Copy the lines below as they are; omit the images they contain.

[start of Working data]

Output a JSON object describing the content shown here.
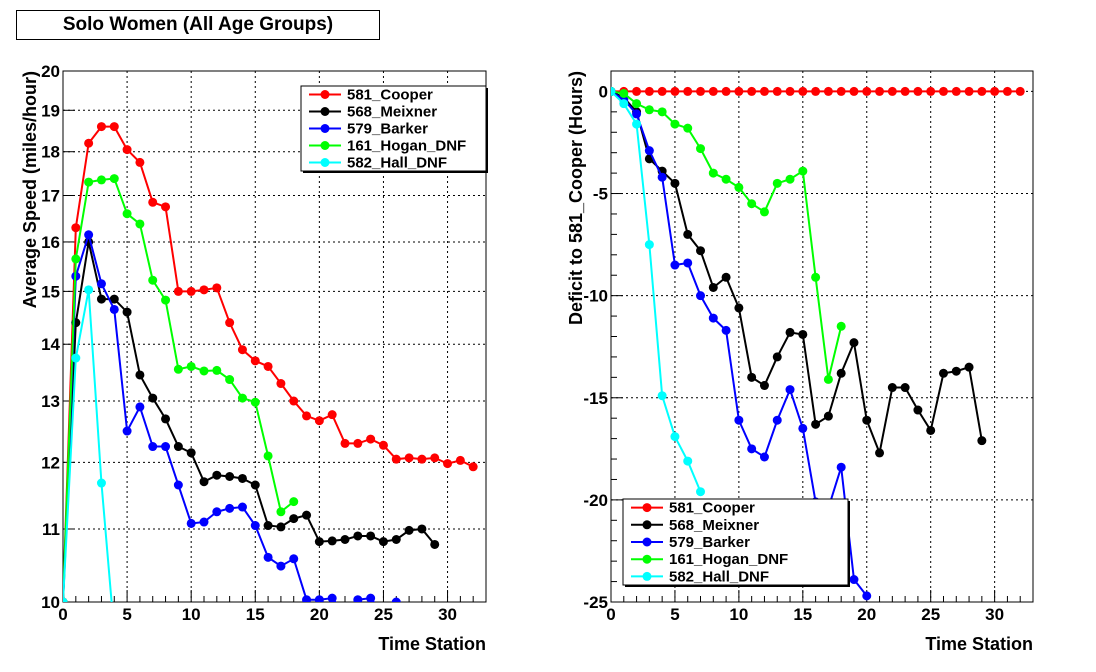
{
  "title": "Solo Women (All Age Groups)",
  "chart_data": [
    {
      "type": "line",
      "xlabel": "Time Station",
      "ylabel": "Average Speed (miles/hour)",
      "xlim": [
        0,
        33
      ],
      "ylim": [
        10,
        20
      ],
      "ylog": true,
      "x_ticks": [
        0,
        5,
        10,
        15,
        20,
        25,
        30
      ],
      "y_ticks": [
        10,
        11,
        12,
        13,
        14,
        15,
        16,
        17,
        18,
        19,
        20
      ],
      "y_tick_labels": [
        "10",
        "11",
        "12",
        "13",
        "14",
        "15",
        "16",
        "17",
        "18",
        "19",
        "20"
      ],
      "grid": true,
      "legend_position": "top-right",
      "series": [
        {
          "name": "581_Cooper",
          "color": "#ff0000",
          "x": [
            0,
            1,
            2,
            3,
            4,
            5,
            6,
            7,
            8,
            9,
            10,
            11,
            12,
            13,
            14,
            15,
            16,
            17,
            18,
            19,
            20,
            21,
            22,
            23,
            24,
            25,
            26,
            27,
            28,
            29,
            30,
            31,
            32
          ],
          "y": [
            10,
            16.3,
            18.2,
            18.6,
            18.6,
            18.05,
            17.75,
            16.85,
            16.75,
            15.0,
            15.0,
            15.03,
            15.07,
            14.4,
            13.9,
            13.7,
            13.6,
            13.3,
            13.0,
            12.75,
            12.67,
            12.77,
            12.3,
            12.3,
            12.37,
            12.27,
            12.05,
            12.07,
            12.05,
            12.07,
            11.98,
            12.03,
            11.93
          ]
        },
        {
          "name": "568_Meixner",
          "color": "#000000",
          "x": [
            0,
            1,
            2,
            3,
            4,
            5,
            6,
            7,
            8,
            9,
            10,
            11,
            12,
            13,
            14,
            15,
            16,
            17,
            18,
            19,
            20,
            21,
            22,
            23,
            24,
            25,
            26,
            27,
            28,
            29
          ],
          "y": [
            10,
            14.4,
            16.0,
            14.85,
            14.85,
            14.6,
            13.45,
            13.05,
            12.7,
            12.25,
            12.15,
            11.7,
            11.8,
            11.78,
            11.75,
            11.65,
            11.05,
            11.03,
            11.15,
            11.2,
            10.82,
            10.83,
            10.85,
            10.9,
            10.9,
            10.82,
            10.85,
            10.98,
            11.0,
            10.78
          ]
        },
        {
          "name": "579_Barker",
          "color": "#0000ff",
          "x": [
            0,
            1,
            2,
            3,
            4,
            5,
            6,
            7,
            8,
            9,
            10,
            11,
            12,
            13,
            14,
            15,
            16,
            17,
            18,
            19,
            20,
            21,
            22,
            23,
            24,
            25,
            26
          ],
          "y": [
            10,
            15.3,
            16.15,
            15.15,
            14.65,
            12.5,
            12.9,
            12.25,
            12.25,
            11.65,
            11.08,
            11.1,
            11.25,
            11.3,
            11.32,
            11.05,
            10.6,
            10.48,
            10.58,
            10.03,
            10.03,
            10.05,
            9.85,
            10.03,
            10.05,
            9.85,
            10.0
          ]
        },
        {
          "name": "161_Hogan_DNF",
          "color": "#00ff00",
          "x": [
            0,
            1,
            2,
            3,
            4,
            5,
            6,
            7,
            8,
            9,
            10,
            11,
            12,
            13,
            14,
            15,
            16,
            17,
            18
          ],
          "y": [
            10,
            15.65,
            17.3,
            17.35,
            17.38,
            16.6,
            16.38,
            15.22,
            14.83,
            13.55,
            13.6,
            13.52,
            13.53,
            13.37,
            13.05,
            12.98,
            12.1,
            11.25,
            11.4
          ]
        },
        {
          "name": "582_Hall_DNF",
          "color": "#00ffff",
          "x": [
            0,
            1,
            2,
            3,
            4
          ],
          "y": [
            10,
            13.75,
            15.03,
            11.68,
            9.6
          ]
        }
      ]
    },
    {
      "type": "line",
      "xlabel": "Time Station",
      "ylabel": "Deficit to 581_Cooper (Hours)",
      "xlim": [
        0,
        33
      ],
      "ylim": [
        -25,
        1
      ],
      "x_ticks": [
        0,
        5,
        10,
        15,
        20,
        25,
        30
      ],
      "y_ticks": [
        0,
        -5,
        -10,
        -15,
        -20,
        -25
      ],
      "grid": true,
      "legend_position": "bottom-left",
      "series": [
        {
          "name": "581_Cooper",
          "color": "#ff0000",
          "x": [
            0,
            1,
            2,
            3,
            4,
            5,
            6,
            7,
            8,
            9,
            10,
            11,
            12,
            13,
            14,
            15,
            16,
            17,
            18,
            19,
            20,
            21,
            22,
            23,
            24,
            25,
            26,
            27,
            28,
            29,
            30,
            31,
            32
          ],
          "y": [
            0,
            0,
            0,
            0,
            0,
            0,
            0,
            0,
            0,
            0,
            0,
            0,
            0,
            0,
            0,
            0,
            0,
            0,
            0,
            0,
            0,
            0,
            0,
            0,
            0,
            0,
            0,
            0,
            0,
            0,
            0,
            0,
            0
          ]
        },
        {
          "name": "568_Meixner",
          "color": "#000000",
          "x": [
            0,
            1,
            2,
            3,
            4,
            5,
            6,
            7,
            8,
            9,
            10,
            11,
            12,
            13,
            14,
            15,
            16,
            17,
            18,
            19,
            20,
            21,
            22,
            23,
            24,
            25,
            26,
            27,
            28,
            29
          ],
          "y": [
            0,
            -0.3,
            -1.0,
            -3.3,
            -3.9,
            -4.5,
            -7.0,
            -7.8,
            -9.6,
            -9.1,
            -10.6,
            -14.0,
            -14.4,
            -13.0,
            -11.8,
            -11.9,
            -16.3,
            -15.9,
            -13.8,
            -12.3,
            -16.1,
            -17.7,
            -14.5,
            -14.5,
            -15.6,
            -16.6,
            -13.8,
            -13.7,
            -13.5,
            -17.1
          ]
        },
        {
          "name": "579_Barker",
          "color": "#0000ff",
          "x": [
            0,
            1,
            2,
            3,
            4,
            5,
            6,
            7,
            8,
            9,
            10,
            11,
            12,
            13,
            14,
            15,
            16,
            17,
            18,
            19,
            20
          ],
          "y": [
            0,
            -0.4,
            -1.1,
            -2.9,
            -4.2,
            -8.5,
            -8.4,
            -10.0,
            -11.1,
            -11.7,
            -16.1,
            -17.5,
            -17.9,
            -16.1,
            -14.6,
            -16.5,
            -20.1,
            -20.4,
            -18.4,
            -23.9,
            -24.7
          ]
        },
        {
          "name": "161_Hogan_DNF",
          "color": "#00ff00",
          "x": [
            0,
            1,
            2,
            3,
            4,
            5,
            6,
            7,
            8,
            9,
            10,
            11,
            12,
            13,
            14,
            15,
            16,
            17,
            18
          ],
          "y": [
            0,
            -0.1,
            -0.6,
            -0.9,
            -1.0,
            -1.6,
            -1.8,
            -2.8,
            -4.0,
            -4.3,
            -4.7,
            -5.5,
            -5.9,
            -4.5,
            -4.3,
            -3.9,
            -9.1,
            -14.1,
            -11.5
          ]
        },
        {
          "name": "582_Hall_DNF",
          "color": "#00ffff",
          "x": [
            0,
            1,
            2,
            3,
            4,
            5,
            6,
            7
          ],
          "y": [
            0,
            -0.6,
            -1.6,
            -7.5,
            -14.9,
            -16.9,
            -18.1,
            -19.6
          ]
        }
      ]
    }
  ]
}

[end of Working data]

§ **Response**:
Output a JSON object describing the content shown here.
{
  "title": "Solo Women (All Age Groups)",
  "chart_data": [
    {
      "type": "line",
      "xlabel": "Time Station",
      "ylabel": "Average Speed (miles/hour)",
      "xlim": [
        0,
        33
      ],
      "ylim": [
        10,
        20
      ],
      "ylog": true,
      "x_ticks": [
        0,
        5,
        10,
        15,
        20,
        25,
        30
      ],
      "y_ticks": [
        10,
        11,
        12,
        13,
        14,
        15,
        16,
        17,
        18,
        19,
        20
      ],
      "y_tick_labels": [
        "10",
        "11",
        "12",
        "13",
        "14",
        "15",
        "16",
        "17",
        "18",
        "19",
        "20"
      ],
      "grid": true,
      "legend_position": "top-right",
      "series": [
        {
          "name": "581_Cooper",
          "color": "#ff0000",
          "x": [
            0,
            1,
            2,
            3,
            4,
            5,
            6,
            7,
            8,
            9,
            10,
            11,
            12,
            13,
            14,
            15,
            16,
            17,
            18,
            19,
            20,
            21,
            22,
            23,
            24,
            25,
            26,
            27,
            28,
            29,
            30,
            31,
            32
          ],
          "y": [
            10,
            16.3,
            18.2,
            18.6,
            18.6,
            18.05,
            17.75,
            16.85,
            16.75,
            15.0,
            15.0,
            15.03,
            15.07,
            14.4,
            13.9,
            13.7,
            13.6,
            13.3,
            13.0,
            12.75,
            12.67,
            12.77,
            12.3,
            12.3,
            12.37,
            12.27,
            12.05,
            12.07,
            12.05,
            12.07,
            11.98,
            12.03,
            11.93
          ]
        },
        {
          "name": "568_Meixner",
          "color": "#000000",
          "x": [
            0,
            1,
            2,
            3,
            4,
            5,
            6,
            7,
            8,
            9,
            10,
            11,
            12,
            13,
            14,
            15,
            16,
            17,
            18,
            19,
            20,
            21,
            22,
            23,
            24,
            25,
            26,
            27,
            28,
            29
          ],
          "y": [
            10,
            14.4,
            16.0,
            14.85,
            14.85,
            14.6,
            13.45,
            13.05,
            12.7,
            12.25,
            12.15,
            11.7,
            11.8,
            11.78,
            11.75,
            11.65,
            11.05,
            11.03,
            11.15,
            11.2,
            10.82,
            10.83,
            10.85,
            10.9,
            10.9,
            10.82,
            10.85,
            10.98,
            11.0,
            10.78
          ]
        },
        {
          "name": "579_Barker",
          "color": "#0000ff",
          "x": [
            0,
            1,
            2,
            3,
            4,
            5,
            6,
            7,
            8,
            9,
            10,
            11,
            12,
            13,
            14,
            15,
            16,
            17,
            18,
            19,
            20,
            21,
            22,
            23,
            24,
            25,
            26
          ],
          "y": [
            10,
            15.3,
            16.15,
            15.15,
            14.65,
            12.5,
            12.9,
            12.25,
            12.25,
            11.65,
            11.08,
            11.1,
            11.25,
            11.3,
            11.32,
            11.05,
            10.6,
            10.48,
            10.58,
            10.03,
            10.03,
            10.05,
            9.85,
            10.03,
            10.05,
            9.85,
            10.0
          ]
        },
        {
          "name": "161_Hogan_DNF",
          "color": "#00ff00",
          "x": [
            0,
            1,
            2,
            3,
            4,
            5,
            6,
            7,
            8,
            9,
            10,
            11,
            12,
            13,
            14,
            15,
            16,
            17,
            18
          ],
          "y": [
            10,
            15.65,
            17.3,
            17.35,
            17.38,
            16.6,
            16.38,
            15.22,
            14.83,
            13.55,
            13.6,
            13.52,
            13.53,
            13.37,
            13.05,
            12.98,
            12.1,
            11.25,
            11.4
          ]
        },
        {
          "name": "582_Hall_DNF",
          "color": "#00ffff",
          "x": [
            0,
            1,
            2,
            3,
            4
          ],
          "y": [
            10,
            13.75,
            15.03,
            11.68,
            9.6
          ]
        }
      ]
    },
    {
      "type": "line",
      "xlabel": "Time Station",
      "ylabel": "Deficit to 581_Cooper (Hours)",
      "xlim": [
        0,
        33
      ],
      "ylim": [
        -25,
        1
      ],
      "x_ticks": [
        0,
        5,
        10,
        15,
        20,
        25,
        30
      ],
      "y_ticks": [
        0,
        -5,
        -10,
        -15,
        -20,
        -25
      ],
      "grid": true,
      "legend_position": "bottom-left",
      "series": [
        {
          "name": "581_Cooper",
          "color": "#ff0000",
          "x": [
            0,
            1,
            2,
            3,
            4,
            5,
            6,
            7,
            8,
            9,
            10,
            11,
            12,
            13,
            14,
            15,
            16,
            17,
            18,
            19,
            20,
            21,
            22,
            23,
            24,
            25,
            26,
            27,
            28,
            29,
            30,
            31,
            32
          ],
          "y": [
            0,
            0,
            0,
            0,
            0,
            0,
            0,
            0,
            0,
            0,
            0,
            0,
            0,
            0,
            0,
            0,
            0,
            0,
            0,
            0,
            0,
            0,
            0,
            0,
            0,
            0,
            0,
            0,
            0,
            0,
            0,
            0,
            0
          ]
        },
        {
          "name": "568_Meixner",
          "color": "#000000",
          "x": [
            0,
            1,
            2,
            3,
            4,
            5,
            6,
            7,
            8,
            9,
            10,
            11,
            12,
            13,
            14,
            15,
            16,
            17,
            18,
            19,
            20,
            21,
            22,
            23,
            24,
            25,
            26,
            27,
            28,
            29
          ],
          "y": [
            0,
            -0.3,
            -1.0,
            -3.3,
            -3.9,
            -4.5,
            -7.0,
            -7.8,
            -9.6,
            -9.1,
            -10.6,
            -14.0,
            -14.4,
            -13.0,
            -11.8,
            -11.9,
            -16.3,
            -15.9,
            -13.8,
            -12.3,
            -16.1,
            -17.7,
            -14.5,
            -14.5,
            -15.6,
            -16.6,
            -13.8,
            -13.7,
            -13.5,
            -17.1
          ]
        },
        {
          "name": "579_Barker",
          "color": "#0000ff",
          "x": [
            0,
            1,
            2,
            3,
            4,
            5,
            6,
            7,
            8,
            9,
            10,
            11,
            12,
            13,
            14,
            15,
            16,
            17,
            18,
            19,
            20
          ],
          "y": [
            0,
            -0.4,
            -1.1,
            -2.9,
            -4.2,
            -8.5,
            -8.4,
            -10.0,
            -11.1,
            -11.7,
            -16.1,
            -17.5,
            -17.9,
            -16.1,
            -14.6,
            -16.5,
            -20.1,
            -20.4,
            -18.4,
            -23.9,
            -24.7
          ]
        },
        {
          "name": "161_Hogan_DNF",
          "color": "#00ff00",
          "x": [
            0,
            1,
            2,
            3,
            4,
            5,
            6,
            7,
            8,
            9,
            10,
            11,
            12,
            13,
            14,
            15,
            16,
            17,
            18
          ],
          "y": [
            0,
            -0.1,
            -0.6,
            -0.9,
            -1.0,
            -1.6,
            -1.8,
            -2.8,
            -4.0,
            -4.3,
            -4.7,
            -5.5,
            -5.9,
            -4.5,
            -4.3,
            -3.9,
            -9.1,
            -14.1,
            -11.5
          ]
        },
        {
          "name": "582_Hall_DNF",
          "color": "#00ffff",
          "x": [
            0,
            1,
            2,
            3,
            4,
            5,
            6,
            7
          ],
          "y": [
            0,
            -0.6,
            -1.6,
            -7.5,
            -14.9,
            -16.9,
            -18.1,
            -19.6
          ]
        }
      ]
    }
  ]
}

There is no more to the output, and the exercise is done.